DOCUMENT EXTRACT.

------------------------------------------------


    Daniel Horrorwitz…

  • Marc says:

    Requiescat in pace, of course, but if ever the Dies irae needs to be sung in the course of the obsequies, this was the occasion for it.

    The Barenboim performance was imposed on the Archdiocese by the friendly people in government– there really is no place in a funeral Mass for a celebrity pianist doing the State a favor; I imagine that M. Barenboim’s guardian angel was trying to do him a good turn but, as is so often the case for all of us, alas, he ignored the prompt.

  • M McAlpine says:

    A wonder he didn’t give everyone a lecture on how they should run the country like he did at the Prom concert the other year!

  • Andrew says:

    Dreadful that Chirac, the promoter and instigator of abortion law in France, should be permitted a Catholic funeral.

  • Alexander Tarak says:

    Excruciating.
    Poor Jacques Chirac. He deserved better than that.

  • Sue Sonata Form says:

    Bloody awful.

  • Cyril says:

    To be fair, that’s when Chirac’s ghost was blowing in his ear.

  • Leporello says:

    Ah, François Schubert, how suitable.

  • CJ says:

    Why are you all so negative? I thought it was moving.
    It was Macron’s choice and it must be nice to have a President interested in classical music.
    The choice was probably related to the West-Eastern Divan Orchestra, given Chirac’s views on foreign policy, notably his courageous decision to refuse to participate in the Iraq war.

    • prok says:

      Because one of the best paid classical artists alive is sitting at the piano and playing like a first year student maybe?

      • Alexander Tarak says:

        Not even a first-year student.

------------------------------------------------

ENTRIES PROVIDED.

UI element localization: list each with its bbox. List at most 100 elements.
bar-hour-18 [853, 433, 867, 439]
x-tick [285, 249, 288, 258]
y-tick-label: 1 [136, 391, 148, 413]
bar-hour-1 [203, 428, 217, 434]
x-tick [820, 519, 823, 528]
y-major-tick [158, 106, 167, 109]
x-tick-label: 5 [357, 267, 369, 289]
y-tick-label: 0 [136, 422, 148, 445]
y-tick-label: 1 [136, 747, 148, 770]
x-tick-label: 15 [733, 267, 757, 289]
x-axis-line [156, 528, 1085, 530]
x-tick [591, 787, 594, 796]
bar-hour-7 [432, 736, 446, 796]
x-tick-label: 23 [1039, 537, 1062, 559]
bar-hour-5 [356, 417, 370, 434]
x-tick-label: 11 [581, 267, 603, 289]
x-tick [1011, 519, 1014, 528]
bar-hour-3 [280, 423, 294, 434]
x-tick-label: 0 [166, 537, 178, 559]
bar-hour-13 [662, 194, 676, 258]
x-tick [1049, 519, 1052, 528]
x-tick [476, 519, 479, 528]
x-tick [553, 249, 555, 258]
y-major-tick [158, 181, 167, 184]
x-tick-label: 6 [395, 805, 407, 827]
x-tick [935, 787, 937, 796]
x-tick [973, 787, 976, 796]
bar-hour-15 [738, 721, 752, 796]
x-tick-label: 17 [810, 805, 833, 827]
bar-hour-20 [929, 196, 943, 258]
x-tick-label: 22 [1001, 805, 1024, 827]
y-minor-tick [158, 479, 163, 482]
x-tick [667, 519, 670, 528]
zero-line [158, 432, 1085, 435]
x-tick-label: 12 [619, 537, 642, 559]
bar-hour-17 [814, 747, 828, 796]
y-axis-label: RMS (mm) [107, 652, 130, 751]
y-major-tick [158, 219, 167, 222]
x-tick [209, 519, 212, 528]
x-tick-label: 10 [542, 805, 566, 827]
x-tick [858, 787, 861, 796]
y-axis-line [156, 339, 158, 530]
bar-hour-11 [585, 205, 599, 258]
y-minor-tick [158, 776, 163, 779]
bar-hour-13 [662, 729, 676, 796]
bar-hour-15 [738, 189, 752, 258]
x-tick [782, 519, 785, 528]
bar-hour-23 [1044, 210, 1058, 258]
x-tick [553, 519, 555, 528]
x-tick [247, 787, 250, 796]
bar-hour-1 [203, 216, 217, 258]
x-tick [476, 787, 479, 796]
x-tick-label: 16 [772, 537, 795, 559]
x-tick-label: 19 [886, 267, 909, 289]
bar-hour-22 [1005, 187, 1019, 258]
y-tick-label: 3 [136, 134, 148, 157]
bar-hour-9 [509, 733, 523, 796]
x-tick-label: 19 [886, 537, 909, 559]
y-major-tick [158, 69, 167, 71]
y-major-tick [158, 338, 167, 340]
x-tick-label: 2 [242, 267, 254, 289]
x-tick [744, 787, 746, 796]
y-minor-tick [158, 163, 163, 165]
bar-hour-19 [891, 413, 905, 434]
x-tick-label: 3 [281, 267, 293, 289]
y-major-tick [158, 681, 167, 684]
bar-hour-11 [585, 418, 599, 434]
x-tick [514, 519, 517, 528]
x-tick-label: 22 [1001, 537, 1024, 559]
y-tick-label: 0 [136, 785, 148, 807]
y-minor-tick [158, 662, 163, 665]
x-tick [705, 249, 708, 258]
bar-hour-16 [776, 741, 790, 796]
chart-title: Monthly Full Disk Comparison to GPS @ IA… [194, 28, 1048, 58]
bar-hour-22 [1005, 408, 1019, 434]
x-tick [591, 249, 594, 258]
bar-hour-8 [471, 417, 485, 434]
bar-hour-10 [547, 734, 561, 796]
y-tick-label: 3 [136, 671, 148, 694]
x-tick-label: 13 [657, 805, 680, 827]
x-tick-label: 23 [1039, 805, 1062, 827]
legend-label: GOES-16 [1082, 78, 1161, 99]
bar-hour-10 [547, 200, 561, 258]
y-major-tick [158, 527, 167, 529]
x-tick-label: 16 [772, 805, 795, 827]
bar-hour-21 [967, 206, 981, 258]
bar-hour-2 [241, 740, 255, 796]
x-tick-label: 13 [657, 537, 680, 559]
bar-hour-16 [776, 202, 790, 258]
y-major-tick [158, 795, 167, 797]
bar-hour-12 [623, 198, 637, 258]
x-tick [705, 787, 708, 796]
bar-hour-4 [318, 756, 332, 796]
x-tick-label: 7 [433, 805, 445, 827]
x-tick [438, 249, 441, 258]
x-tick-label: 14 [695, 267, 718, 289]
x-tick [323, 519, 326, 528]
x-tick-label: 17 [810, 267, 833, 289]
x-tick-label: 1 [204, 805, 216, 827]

------------------------------------------------

TASKS AND EXERCISES.
**a)** Please edit the comments on Chirac's funeral between "It was Macron’s" and "the Iraq war.", inclusive, putting "Iraq invasion" in place of "Iraq war".
**b)** In the comments on Chirac's funeral, what law does Andrew say Chirac promoted and instigated in France?

ACTIVITY ANSWERS.
**a)**
It was Macron’s choice and it must be nice to have a President interested in classical music.
    The choice was probably related to the West-Eastern Divan Orchestra, given Chirac’s views on foreign policy, notably his courageous decision to refuse to participate in the Iraq invasion.

**b)** Abortion law.